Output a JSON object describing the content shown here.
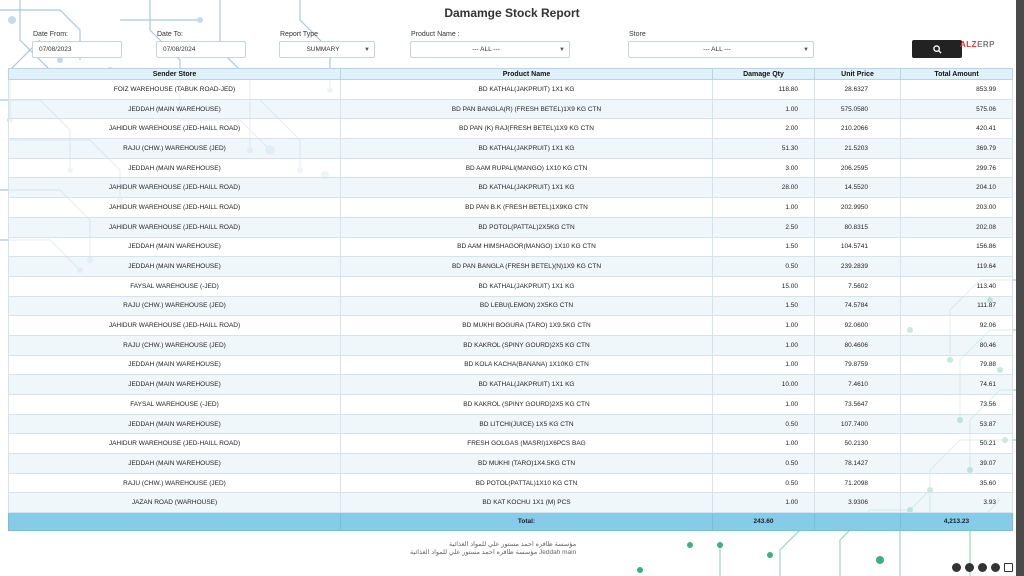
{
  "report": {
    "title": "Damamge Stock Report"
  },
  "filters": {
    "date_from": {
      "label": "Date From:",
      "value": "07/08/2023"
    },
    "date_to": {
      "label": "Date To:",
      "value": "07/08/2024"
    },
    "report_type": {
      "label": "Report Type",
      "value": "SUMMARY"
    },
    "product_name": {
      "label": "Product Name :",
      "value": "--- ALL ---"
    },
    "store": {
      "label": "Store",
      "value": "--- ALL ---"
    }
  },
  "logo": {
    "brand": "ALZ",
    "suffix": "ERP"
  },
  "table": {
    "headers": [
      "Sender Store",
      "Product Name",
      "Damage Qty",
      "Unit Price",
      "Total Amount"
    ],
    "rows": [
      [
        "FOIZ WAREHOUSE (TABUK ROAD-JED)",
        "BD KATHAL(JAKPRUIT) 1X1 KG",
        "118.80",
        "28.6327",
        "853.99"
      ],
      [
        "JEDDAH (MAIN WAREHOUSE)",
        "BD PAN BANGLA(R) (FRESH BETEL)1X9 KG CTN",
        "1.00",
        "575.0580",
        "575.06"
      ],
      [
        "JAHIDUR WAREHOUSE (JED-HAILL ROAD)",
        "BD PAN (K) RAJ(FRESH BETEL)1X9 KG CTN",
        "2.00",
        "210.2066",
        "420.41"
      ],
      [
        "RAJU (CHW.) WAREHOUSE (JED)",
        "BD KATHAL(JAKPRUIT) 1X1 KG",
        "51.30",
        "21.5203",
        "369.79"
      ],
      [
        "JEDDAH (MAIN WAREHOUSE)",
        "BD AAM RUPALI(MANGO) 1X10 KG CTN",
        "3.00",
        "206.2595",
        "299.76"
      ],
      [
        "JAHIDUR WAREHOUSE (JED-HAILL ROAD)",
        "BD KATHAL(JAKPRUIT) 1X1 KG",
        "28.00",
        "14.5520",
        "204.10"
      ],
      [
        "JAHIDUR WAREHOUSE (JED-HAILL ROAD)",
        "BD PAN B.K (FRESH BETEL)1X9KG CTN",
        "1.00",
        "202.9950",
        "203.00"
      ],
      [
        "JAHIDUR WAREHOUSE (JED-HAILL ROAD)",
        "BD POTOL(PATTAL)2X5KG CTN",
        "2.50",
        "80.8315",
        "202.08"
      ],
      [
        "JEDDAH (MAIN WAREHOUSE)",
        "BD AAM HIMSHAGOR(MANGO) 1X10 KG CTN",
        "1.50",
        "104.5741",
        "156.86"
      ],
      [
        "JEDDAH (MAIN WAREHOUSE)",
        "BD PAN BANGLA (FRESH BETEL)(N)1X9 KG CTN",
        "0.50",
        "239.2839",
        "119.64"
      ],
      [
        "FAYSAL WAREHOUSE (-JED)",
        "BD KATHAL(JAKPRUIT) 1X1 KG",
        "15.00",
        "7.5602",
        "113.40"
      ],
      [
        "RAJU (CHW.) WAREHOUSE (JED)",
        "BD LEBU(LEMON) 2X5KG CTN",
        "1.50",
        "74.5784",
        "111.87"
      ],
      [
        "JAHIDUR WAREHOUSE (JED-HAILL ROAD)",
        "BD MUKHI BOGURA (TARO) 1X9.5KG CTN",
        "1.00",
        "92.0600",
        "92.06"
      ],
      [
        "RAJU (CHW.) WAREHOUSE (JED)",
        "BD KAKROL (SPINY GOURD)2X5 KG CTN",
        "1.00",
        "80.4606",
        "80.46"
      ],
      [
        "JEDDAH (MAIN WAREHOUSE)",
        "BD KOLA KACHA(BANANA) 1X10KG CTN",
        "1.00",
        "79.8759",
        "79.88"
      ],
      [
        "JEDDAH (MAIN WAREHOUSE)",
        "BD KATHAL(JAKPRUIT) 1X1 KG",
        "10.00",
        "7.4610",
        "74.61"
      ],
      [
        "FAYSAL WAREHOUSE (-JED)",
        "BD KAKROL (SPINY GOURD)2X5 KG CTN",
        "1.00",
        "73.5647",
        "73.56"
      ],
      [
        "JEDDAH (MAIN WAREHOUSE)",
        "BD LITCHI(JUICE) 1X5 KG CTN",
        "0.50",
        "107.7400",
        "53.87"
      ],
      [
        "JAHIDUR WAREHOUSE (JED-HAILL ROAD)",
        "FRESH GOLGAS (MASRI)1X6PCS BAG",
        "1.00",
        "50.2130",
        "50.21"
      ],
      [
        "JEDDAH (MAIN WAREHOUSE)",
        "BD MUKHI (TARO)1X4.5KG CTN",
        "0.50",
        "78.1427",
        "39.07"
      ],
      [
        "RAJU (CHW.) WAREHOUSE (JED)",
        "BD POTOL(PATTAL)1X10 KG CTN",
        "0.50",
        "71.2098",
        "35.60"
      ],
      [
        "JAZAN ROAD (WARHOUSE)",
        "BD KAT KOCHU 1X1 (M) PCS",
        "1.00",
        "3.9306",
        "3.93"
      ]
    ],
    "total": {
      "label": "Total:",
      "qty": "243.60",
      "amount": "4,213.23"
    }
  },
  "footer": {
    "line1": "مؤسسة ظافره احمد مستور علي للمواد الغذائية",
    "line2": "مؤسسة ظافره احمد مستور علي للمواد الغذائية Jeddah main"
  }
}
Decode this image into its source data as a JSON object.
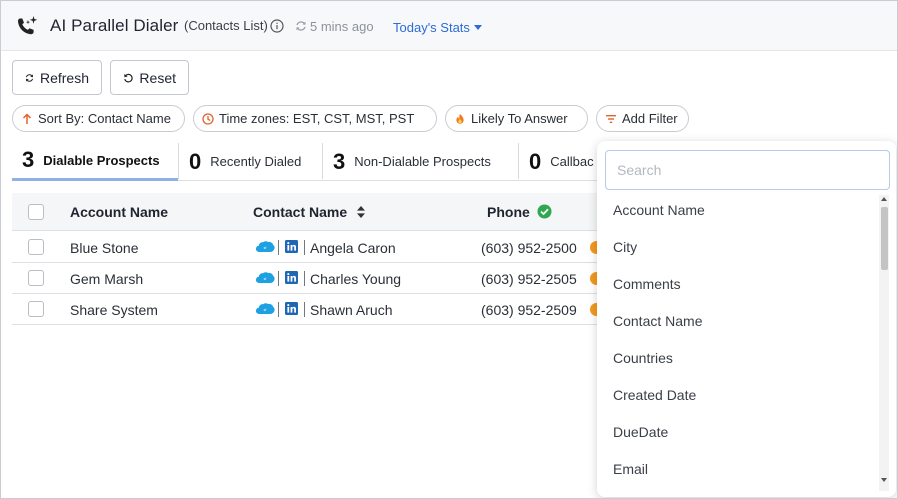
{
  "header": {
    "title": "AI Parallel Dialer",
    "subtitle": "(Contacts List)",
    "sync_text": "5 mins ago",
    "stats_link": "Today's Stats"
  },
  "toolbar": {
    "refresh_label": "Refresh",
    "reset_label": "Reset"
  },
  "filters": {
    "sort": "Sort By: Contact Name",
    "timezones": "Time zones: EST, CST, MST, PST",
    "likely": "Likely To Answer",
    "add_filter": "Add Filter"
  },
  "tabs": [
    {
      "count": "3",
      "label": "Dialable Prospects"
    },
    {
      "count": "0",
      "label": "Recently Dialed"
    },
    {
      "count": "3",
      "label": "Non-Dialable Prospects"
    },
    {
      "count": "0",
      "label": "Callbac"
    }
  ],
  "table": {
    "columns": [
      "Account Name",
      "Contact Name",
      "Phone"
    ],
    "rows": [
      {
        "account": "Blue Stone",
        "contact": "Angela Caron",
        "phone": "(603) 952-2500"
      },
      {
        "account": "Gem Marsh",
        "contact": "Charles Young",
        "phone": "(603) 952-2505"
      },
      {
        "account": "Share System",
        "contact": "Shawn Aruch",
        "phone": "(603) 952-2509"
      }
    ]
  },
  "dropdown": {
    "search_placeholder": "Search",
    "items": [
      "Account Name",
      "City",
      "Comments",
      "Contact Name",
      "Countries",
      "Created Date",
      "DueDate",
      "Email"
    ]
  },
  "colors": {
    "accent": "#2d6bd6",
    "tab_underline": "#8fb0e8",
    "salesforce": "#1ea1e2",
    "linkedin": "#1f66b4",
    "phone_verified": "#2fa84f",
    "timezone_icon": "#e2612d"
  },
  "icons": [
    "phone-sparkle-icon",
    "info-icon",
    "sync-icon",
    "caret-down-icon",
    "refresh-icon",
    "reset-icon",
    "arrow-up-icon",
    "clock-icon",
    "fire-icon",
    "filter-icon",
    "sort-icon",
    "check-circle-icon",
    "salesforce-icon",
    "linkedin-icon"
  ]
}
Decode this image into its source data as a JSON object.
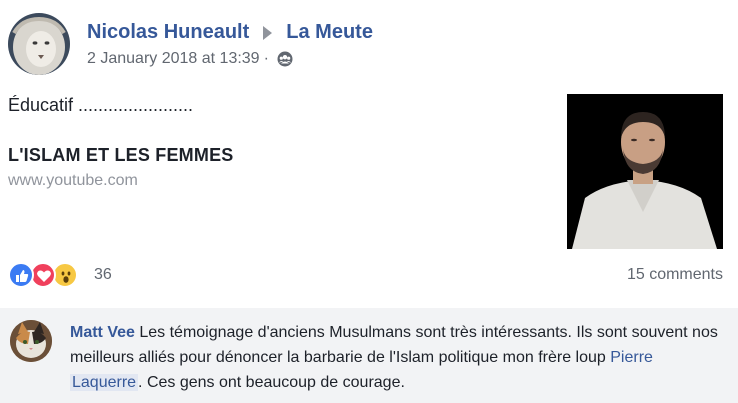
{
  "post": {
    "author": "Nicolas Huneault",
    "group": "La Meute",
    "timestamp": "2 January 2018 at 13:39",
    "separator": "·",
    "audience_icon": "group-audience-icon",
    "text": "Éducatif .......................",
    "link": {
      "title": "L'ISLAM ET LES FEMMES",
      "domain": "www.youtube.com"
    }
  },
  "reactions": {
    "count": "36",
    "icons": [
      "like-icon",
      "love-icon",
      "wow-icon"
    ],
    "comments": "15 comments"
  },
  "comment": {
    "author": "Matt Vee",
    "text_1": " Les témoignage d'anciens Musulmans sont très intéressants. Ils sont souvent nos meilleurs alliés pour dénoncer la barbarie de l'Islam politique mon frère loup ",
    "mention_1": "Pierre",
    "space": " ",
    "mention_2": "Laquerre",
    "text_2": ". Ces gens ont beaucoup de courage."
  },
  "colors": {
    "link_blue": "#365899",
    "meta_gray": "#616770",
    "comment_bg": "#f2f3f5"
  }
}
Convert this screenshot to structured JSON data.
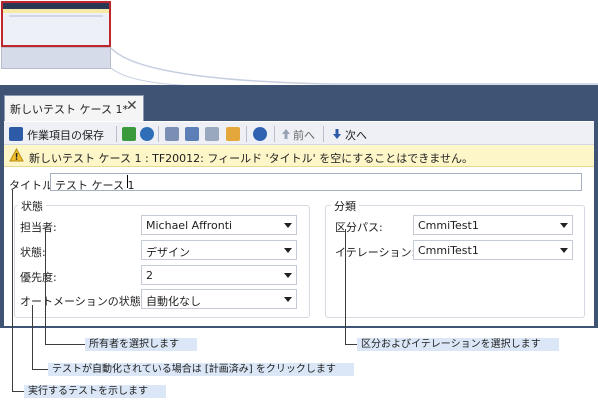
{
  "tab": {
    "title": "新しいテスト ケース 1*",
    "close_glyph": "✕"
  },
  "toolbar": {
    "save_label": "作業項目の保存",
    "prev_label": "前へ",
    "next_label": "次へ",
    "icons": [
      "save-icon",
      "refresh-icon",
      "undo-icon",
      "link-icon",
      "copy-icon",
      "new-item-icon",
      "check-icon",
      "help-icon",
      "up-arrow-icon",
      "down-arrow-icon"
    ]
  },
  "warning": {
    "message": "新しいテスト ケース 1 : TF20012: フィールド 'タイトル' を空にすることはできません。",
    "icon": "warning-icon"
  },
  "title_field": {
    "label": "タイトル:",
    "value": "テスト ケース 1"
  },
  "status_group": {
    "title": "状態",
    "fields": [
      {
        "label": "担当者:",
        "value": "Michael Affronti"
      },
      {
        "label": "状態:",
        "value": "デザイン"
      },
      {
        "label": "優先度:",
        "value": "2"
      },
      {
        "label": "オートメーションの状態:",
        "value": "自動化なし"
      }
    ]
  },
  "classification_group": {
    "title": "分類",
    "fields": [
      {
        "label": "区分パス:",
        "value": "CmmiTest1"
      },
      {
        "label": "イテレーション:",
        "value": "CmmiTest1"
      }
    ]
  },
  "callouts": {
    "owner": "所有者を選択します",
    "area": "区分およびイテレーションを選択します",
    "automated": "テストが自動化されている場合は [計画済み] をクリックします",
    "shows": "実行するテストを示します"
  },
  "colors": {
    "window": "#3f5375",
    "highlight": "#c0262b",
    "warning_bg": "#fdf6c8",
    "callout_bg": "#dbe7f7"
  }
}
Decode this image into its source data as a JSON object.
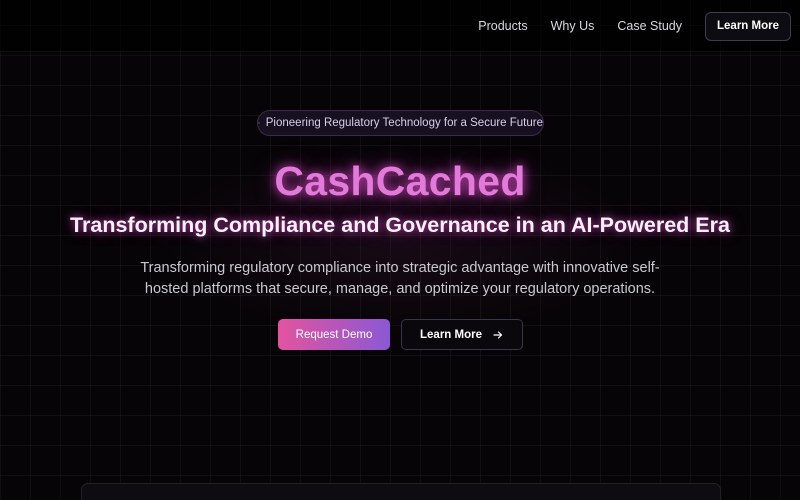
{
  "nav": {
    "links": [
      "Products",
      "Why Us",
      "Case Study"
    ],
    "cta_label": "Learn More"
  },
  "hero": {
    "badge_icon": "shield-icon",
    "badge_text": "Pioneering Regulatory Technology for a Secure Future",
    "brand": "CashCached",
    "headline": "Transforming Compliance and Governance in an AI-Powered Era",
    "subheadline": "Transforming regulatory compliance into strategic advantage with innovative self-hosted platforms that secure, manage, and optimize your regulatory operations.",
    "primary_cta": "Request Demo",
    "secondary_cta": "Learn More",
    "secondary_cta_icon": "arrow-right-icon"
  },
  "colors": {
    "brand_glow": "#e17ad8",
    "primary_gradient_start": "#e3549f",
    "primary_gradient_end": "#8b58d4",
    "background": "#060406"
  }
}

# # #

• _Exercise goal_
Only a number is wanted: how many lines contain "TARO"?

• _Answer for the task_
2